Tribunali accorpati La Regione dice sì a Vasto-Lanciano
L’accordo raggiunto tra i sindaci di Lanciano e Vasto, Mario Pupillo e Francesco Menna, per salvare entrambi i tribunali ed evitare che l’Abruzzo meridionale resti senza un presidio di giustizia, è...
L’accordo raggiunto tra i sindaci di Lanciano e Vasto, Mario Pupillo e Francesco Menna, per salvare entrambi i tribunali ed evitare che l’Abruzzo meridionale resti senza un presidio di giustizia, è piaciuto alla Regione. «La proposta è stata accolta dal governo regionale», conferma il sindaco di Vasto , Francesco Menna. «Siamo stati i primi», sottolinea il primo cittadino, «a proporre un accordo alla commissione tribunali d’Abruzzo, coordinata da Giuseppe Di Pangrazio, presidente del consiglio regionale. Vasto e Lanciano hanno trovato un’intesa. L’auspicio è che l’accordo trovi il consenso del governo che verrà», rimarca Menna . D’accordo con i sindaci sono i presidenti degli Ordini degli avvocati di Lanciano, Silvana Vassalli, e Vasto, Vittorio Melone. «Mai come adesso», insiste Menna, «questo territorio ha bisogno di garanzie di sicurezza. I nostri presidi di giustizia sono fondamentali per un territorio al confine con realtà inquietanti», dice Menna. La proposta di un tribunale unico Lanciano-Vasto era stata presentata a fine gennaio dopo lunghe trattative. Vasto e il suo territorio di confine, che duplica in estate, ha molti problemi legati alla malavita. Vasto grazie all’accordo potrebbe avere la sezione penale del tribunale, mentre Lanciano, avrebbe la parte civile e del lavoro. La Procura avrebbe una sede centrale a Vasto e una succursale a Lanciano. (p.c.)

++++++++++++++++++++

- **ISTRUZIONI OPERATIVE**: Nell'estratto fornito, quale sezione del tribunale potrebbe ottenere Vasto grazie all'accordo?

(Voci di dati memorizzate)
++++++++++++++++++++

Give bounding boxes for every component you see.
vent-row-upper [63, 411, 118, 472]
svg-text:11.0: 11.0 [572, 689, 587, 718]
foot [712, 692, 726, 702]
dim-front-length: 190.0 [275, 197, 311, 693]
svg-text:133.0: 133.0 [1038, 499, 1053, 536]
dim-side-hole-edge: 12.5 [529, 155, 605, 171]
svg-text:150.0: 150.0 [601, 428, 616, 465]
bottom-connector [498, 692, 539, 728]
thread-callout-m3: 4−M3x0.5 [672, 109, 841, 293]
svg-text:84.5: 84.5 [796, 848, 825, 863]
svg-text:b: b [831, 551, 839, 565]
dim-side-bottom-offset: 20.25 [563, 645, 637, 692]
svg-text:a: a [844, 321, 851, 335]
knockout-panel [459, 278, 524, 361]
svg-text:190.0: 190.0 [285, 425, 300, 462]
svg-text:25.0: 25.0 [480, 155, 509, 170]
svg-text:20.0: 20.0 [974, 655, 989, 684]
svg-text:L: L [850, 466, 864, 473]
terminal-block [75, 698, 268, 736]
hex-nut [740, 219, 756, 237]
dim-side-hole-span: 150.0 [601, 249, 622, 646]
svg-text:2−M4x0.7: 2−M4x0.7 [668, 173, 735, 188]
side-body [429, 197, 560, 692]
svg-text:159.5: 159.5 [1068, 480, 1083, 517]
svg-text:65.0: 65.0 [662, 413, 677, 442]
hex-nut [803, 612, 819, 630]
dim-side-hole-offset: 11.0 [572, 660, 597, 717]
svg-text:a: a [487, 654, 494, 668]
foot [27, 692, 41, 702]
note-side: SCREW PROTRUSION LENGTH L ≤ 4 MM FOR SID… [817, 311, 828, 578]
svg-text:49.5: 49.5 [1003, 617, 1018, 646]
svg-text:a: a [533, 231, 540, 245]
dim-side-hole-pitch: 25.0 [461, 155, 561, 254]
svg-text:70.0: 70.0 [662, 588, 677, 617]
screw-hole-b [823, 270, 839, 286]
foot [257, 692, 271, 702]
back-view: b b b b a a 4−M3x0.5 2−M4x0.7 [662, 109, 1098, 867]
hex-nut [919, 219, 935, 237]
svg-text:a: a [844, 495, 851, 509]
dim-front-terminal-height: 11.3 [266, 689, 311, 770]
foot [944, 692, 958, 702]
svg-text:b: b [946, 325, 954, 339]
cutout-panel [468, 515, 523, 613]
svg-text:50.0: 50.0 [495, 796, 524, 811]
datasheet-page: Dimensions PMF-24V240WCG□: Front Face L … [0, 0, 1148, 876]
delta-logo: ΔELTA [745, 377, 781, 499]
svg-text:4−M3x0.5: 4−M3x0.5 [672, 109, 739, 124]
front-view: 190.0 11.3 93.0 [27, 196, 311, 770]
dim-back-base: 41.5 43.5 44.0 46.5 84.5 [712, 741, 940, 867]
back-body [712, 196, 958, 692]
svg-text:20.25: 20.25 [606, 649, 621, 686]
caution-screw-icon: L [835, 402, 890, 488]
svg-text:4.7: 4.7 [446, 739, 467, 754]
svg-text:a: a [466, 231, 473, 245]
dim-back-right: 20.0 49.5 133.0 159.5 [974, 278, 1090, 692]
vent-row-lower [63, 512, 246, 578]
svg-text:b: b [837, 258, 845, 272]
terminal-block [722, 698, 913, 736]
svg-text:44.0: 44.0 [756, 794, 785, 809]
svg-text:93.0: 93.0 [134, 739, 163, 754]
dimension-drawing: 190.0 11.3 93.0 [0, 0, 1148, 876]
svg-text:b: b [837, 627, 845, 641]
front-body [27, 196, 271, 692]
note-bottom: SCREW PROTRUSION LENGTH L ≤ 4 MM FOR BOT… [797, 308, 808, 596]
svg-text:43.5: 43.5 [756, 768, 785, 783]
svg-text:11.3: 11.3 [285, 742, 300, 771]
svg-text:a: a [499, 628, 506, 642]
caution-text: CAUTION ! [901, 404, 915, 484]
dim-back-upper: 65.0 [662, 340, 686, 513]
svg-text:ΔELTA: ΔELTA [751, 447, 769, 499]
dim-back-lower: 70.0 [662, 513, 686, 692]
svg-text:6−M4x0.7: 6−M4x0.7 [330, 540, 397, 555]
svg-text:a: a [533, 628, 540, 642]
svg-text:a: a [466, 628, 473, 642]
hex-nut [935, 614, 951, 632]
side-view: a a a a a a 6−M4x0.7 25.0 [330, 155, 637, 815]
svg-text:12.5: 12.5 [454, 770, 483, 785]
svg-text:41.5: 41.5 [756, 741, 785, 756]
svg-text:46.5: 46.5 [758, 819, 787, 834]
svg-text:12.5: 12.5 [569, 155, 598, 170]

++++++++++++++++++++

- **RISPOSTA**: La sezione penale.